— begin —

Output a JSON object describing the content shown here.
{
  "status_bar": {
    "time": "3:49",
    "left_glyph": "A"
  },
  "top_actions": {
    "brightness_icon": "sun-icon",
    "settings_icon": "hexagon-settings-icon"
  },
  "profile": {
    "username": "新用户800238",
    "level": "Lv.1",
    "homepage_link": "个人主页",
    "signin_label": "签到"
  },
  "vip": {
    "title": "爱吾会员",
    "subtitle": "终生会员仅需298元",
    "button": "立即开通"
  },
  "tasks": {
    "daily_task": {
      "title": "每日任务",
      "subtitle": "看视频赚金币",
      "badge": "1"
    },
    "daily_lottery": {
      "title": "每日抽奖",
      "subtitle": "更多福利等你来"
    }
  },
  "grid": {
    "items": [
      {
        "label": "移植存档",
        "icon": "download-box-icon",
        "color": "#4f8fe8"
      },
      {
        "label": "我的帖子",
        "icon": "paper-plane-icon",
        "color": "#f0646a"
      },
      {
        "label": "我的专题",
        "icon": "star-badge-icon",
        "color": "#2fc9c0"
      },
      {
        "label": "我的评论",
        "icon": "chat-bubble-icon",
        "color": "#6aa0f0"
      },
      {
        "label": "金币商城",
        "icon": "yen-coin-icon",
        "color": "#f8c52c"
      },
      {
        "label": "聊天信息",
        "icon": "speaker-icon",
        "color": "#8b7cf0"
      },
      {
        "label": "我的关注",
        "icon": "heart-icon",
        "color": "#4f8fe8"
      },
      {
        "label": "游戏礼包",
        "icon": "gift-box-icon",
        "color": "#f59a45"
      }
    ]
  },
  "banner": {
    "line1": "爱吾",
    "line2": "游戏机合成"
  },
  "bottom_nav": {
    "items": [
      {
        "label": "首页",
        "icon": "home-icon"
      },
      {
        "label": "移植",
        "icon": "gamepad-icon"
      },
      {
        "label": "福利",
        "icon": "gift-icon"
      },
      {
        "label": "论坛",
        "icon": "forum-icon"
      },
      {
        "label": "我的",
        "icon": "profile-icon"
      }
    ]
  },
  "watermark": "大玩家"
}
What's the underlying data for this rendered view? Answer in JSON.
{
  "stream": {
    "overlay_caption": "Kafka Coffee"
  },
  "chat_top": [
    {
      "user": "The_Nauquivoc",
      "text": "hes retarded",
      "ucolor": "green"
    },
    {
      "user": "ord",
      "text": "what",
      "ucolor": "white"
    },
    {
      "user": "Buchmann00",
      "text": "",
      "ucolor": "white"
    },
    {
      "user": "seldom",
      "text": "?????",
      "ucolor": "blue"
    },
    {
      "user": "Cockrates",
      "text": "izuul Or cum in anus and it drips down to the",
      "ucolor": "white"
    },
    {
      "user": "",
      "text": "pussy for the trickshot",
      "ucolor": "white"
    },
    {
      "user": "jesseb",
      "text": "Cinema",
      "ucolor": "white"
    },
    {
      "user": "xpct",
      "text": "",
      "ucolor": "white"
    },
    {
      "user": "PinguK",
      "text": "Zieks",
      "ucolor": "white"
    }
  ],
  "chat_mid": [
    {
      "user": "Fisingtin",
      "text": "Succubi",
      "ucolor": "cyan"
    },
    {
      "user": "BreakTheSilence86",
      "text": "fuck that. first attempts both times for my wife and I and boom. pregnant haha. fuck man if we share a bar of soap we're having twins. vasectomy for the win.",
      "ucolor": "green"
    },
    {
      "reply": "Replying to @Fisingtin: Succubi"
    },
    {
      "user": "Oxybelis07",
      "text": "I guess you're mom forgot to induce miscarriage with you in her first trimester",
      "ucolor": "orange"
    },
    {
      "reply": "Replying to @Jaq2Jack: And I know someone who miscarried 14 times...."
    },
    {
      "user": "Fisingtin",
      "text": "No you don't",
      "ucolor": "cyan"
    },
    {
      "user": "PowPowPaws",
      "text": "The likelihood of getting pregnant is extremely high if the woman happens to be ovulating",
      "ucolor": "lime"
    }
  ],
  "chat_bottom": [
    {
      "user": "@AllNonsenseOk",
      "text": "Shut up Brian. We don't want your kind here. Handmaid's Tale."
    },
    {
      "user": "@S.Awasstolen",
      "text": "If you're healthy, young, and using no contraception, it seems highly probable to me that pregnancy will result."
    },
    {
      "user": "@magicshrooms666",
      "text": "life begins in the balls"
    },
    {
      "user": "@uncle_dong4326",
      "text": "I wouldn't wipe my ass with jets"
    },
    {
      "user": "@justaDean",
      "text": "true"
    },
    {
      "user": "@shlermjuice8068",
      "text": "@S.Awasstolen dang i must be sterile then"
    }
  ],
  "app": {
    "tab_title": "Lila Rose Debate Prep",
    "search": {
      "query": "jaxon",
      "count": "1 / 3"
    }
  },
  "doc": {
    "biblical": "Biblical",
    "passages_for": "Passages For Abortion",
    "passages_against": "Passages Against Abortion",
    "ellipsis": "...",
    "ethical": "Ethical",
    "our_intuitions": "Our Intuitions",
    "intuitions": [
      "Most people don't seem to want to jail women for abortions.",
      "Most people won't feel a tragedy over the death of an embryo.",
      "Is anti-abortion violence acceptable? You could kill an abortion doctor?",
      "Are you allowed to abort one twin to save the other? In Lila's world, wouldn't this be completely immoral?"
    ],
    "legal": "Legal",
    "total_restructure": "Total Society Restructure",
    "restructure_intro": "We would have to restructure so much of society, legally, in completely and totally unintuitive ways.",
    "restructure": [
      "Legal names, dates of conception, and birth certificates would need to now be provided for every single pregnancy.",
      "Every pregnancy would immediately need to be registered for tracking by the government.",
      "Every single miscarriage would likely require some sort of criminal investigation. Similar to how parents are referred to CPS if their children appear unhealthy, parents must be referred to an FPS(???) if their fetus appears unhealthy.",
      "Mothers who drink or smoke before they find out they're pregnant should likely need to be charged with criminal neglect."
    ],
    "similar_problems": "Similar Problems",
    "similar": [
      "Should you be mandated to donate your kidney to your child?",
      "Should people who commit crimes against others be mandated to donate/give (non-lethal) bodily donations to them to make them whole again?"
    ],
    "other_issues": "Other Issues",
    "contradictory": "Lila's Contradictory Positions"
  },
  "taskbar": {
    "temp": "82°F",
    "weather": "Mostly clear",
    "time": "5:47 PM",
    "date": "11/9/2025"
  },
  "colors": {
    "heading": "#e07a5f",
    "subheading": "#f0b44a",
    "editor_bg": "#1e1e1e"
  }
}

— end —

GIVEN REQUEST = Transcribe every record above exactly as it appears.

EXPECTED ANSWER =
Output a JSON object describing the content shown here.
{
  "status_bar": {
    "time": "3:49",
    "left_glyph": "A"
  },
  "top_actions": {
    "brightness_icon": "sun-icon",
    "settings_icon": "hexagon-settings-icon"
  },
  "profile": {
    "username": "新用户800238",
    "level": "Lv.1",
    "homepage_link": "个人主页",
    "signin_label": "签到"
  },
  "vip": {
    "title": "爱吾会员",
    "subtitle": "终生会员仅需298元",
    "button": "立即开通"
  },
  "tasks": {
    "daily_task": {
      "title": "每日任务",
      "subtitle": "看视频赚金币",
      "badge": "1"
    },
    "daily_lottery": {
      "title": "每日抽奖",
      "subtitle": "更多福利等你来"
    }
  },
  "grid": {
    "items": [
      {
        "label": "移植存档",
        "icon": "download-box-icon",
        "color": "#4f8fe8"
      },
      {
        "label": "我的帖子",
        "icon": "paper-plane-icon",
        "color": "#f0646a"
      },
      {
        "label": "我的专题",
        "icon": "star-badge-icon",
        "color": "#2fc9c0"
      },
      {
        "label": "我的评论",
        "icon": "chat-bubble-icon",
        "color": "#6aa0f0"
      },
      {
        "label": "金币商城",
        "icon": "yen-coin-icon",
        "color": "#f8c52c"
      },
      {
        "label": "聊天信息",
        "icon": "speaker-icon",
        "color": "#8b7cf0"
      },
      {
        "label": "我的关注",
        "icon": "heart-icon",
        "color": "#4f8fe8"
      },
      {
        "label": "游戏礼包",
        "icon": "gift-box-icon",
        "color": "#f59a45"
      }
    ]
  },
  "banner": {
    "line1": "爱吾",
    "line2": "游戏机合成"
  },
  "bottom_nav": {
    "items": [
      {
        "label": "首页",
        "icon": "home-icon"
      },
      {
        "label": "移植",
        "icon": "gamepad-icon"
      },
      {
        "label": "福利",
        "icon": "gift-icon"
      },
      {
        "label": "论坛",
        "icon": "forum-icon"
      },
      {
        "label": "我的",
        "icon": "profile-icon"
      }
    ]
  },
  "watermark": "大玩家"
}
What's the underlying data for this rendered view? Answer in JSON.
{
  "stream": {
    "overlay_caption": "Kafka Coffee"
  },
  "chat_top": [
    {
      "user": "The_Nauquivoc",
      "text": "hes retarded",
      "ucolor": "green"
    },
    {
      "user": "ord",
      "text": "what",
      "ucolor": "white"
    },
    {
      "user": "Buchmann00",
      "text": "",
      "ucolor": "white"
    },
    {
      "user": "seldom",
      "text": "?????",
      "ucolor": "blue"
    },
    {
      "user": "Cockrates",
      "text": "izuul Or cum in anus and it drips down to the",
      "ucolor": "white"
    },
    {
      "user": "",
      "text": "pussy for the trickshot",
      "ucolor": "white"
    },
    {
      "user": "jesseb",
      "text": "Cinema",
      "ucolor": "white"
    },
    {
      "user": "xpct",
      "text": "",
      "ucolor": "white"
    },
    {
      "user": "PinguK",
      "text": "Zieks",
      "ucolor": "white"
    }
  ],
  "chat_mid": [
    {
      "user": "Fisingtin",
      "text": "Succubi",
      "ucolor": "cyan"
    },
    {
      "user": "BreakTheSilence86",
      "text": "fuck that. first attempts both times for my wife and I and boom. pregnant haha. fuck man if we share a bar of soap we're having twins. vasectomy for the win.",
      "ucolor": "green"
    },
    {
      "reply": "Replying to @Fisingtin: Succubi"
    },
    {
      "user": "Oxybelis07",
      "text": "I guess you're mom forgot to induce miscarriage with you in her first trimester",
      "ucolor": "orange"
    },
    {
      "reply": "Replying to @Jaq2Jack: And I know someone who miscarried 14 times...."
    },
    {
      "user": "Fisingtin",
      "text": "No you don't",
      "ucolor": "cyan"
    },
    {
      "user": "PowPowPaws",
      "text": "The likelihood of getting pregnant is extremely high if the woman happens to be ovulating",
      "ucolor": "lime"
    }
  ],
  "chat_bottom": [
    {
      "user": "@AllNonsenseOk",
      "text": "Shut up Brian. We don't want your kind here. Handmaid's Tale."
    },
    {
      "user": "@S.Awasstolen",
      "text": "If you're healthy, young, and using no contraception, it seems highly probable to me that pregnancy will result."
    },
    {
      "user": "@magicshrooms666",
      "text": "life begins in the balls"
    },
    {
      "user": "@uncle_dong4326",
      "text": "I wouldn't wipe my ass with jets"
    },
    {
      "user": "@justaDean",
      "text": "true"
    },
    {
      "user": "@shlermjuice8068",
      "text": "@S.Awasstolen dang i must be sterile then"
    }
  ],
  "app": {
    "tab_title": "Lila Rose Debate Prep",
    "search": {
      "query": "jaxon",
      "count": "1 / 3"
    }
  },
  "doc": {
    "biblical": "Biblical",
    "passages_for": "Passages For Abortion",
    "passages_against": "Passages Against Abortion",
    "ellipsis": "...",
    "ethical": "Ethical",
    "our_intuitions": "Our Intuitions",
    "intuitions": [
      "Most people don't seem to want to jail women for abortions.",
      "Most people won't feel a tragedy over the death of an embryo.",
      "Is anti-abortion violence acceptable? You could kill an abortion doctor?",
      "Are you allowed to abort one twin to save the other? In Lila's world, wouldn't this be completely immoral?"
    ],
    "legal": "Legal",
    "total_restructure": "Total Society Restructure",
    "restructure_intro": "We would have to restructure so much of society, legally, in completely and totally unintuitive ways.",
    "restructure": [
      "Legal names, dates of conception, and birth certificates would need to now be provided for every single pregnancy.",
      "Every pregnancy would immediately need to be registered for tracking by the government.",
      "Every single miscarriage would likely require some sort of criminal investigation. Similar to how parents are referred to CPS if their children appear unhealthy, parents must be referred to an FPS(???) if their fetus appears unhealthy.",
      "Mothers who drink or smoke before they find out they're pregnant should likely need to be charged with criminal neglect."
    ],
    "similar_problems": "Similar Problems",
    "similar": [
      "Should you be mandated to donate your kidney to your child?",
      "Should people who commit crimes against others be mandated to donate/give (non-lethal) bodily donations to them to make them whole again?"
    ],
    "other_issues": "Other Issues",
    "contradictory": "Lila's Contradictory Positions"
  },
  "taskbar": {
    "temp": "82°F",
    "weather": "Mostly clear",
    "time": "5:47 PM",
    "date": "11/9/2025"
  },
  "colors": {
    "heading": "#e07a5f",
    "subheading": "#f0b44a",
    "editor_bg": "#1e1e1e"
  }
}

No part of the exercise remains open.